- **SUPPLIED TEXT**
•••••

I think it was back in the seventies when there was a big AI hype and with it all the lisps appeared. Also I think it was that lisp was the language considered to be used when doing AI.

sveri10:02:46

Anyway, what came was the invention of JS 20 years later and another 20 years later this is how we use it today. Given these experiences I doubt AI will make it this time 😄

not-raspberry11:02:11

As an AI outsider, I see 2 practical problems with application of ML: - it's terrible at explaining "why" (Computer says "NO".) - people in the industry who know ML are mostly recent grads. Humble programmers recognise problems that just need a bunch of ifs/dispatch tables. And what I've seen about total newcomers, they tend to like complexity (it it is "their" complexity).

not-raspberry11:02:00

Plus it introduces another class of vulnerabilities - see noisy images that get recognised as the face of Her Majesty.

qqq11:02:08

@sveri: when you look at all the people that a manager no longer needs because of AWS/GCP, doesn't it appear that programmers are next?

qqq11:02:13

I'm sure at some point, people believed that setting up servers was complicated (all the things you have to configure, how much swap space, how many partiitons, which file system, which packages to isntall, etc ...) -- and AWS has basically reduced it down to "okay, choose one of these 4 standard options"

qqq11:02:00

at one point, we thought: database management is ahrd -- and AWS has changed it down to "do you want mysql, postgresql or auroradb -- how many cores and how much RAM" "okay, wiat a few mins while we boot it up for you"

•••••

- **STORED RECORDS**
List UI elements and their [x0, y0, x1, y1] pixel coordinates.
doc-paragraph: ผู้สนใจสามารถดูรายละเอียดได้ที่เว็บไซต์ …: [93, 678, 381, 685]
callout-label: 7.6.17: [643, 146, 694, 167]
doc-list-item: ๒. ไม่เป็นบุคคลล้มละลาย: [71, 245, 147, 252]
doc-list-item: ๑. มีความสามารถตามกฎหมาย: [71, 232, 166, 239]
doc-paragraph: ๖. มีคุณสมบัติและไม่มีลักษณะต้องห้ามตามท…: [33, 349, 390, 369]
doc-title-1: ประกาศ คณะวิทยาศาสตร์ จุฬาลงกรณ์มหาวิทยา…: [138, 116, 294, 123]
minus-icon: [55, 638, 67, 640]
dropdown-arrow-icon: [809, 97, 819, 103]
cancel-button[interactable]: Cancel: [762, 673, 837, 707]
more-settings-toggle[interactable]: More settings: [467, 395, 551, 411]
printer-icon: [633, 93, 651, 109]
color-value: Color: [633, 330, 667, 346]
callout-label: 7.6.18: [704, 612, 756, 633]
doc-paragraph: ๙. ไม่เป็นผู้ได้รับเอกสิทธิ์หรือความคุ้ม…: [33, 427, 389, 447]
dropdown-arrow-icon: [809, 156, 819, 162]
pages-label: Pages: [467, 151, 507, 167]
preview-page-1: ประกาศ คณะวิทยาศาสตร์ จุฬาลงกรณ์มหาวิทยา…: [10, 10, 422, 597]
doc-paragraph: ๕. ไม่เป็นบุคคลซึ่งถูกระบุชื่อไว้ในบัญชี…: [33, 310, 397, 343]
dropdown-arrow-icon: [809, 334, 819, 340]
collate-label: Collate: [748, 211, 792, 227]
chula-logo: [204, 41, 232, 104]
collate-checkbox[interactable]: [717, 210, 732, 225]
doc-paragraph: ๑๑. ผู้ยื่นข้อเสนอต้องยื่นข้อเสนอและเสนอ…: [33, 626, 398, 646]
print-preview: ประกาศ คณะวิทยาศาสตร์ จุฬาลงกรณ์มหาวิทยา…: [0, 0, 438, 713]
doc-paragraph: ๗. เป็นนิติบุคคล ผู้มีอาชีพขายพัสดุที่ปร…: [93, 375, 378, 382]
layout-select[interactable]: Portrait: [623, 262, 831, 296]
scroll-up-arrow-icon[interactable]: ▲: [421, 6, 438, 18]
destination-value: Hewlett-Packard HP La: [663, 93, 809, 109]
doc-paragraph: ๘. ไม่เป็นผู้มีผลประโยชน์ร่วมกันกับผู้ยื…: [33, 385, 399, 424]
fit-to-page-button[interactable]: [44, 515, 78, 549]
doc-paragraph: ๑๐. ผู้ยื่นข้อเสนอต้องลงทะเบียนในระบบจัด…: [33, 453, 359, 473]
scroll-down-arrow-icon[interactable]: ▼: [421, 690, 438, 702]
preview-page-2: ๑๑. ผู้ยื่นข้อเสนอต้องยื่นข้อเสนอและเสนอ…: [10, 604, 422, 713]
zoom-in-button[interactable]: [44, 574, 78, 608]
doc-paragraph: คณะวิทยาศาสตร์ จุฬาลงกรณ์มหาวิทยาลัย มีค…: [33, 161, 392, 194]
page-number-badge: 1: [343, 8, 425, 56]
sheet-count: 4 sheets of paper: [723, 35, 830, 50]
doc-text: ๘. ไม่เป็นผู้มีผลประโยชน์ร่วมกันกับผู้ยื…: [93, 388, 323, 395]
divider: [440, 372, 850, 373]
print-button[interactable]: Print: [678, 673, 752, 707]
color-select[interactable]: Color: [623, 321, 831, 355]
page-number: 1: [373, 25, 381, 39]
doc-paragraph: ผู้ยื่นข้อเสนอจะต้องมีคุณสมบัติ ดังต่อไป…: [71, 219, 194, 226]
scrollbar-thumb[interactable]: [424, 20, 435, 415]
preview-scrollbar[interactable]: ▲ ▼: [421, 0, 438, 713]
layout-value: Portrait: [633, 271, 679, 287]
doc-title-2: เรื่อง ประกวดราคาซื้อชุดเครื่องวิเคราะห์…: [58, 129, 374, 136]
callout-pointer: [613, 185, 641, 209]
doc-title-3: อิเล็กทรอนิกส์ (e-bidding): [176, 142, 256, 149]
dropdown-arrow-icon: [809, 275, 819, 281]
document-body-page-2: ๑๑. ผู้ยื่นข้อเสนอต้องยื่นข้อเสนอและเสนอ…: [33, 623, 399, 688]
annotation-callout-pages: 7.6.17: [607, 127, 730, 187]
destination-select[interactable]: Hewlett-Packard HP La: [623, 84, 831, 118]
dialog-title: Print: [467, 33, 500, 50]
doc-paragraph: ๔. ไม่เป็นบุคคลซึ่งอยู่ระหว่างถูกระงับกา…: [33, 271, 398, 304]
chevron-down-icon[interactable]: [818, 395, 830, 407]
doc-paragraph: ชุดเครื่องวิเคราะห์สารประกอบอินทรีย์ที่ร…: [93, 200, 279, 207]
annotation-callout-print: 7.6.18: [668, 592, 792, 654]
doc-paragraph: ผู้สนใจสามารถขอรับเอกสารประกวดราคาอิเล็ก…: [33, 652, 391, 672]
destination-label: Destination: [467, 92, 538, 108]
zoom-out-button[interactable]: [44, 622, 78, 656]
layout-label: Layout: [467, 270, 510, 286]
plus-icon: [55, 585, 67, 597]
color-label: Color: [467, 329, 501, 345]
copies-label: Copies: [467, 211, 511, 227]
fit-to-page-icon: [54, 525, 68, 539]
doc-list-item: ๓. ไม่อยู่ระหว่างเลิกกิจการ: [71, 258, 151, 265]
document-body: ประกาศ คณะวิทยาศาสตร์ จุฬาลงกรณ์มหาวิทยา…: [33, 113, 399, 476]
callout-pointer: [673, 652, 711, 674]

•••••

- **PROBLEMS AND TASKS**
a - From the AI discussion, reproduce the stretch from "I think it was back" through "when doing AI.".
b - Answer these questions using the AI discussion:
(i) Which language was considered the one to use when doing AI?
(ii) What example is given of the new class of vulnerabilities that ML introduces?
(iii) Which three databases does AWS offer as choices?

- **RESPONSES IN ORDER**
a -
I think it was back in the seventies when there was a big AI hype and with it all the lisps appeared. Also I think it was that lisp was the language considered to be used when doing AI.

b -
(i) Lisp.
(ii) Noisy images that get recognized as the face of Her Majesty.
(iii) MySQL, PostgreSQL and AuroraDB.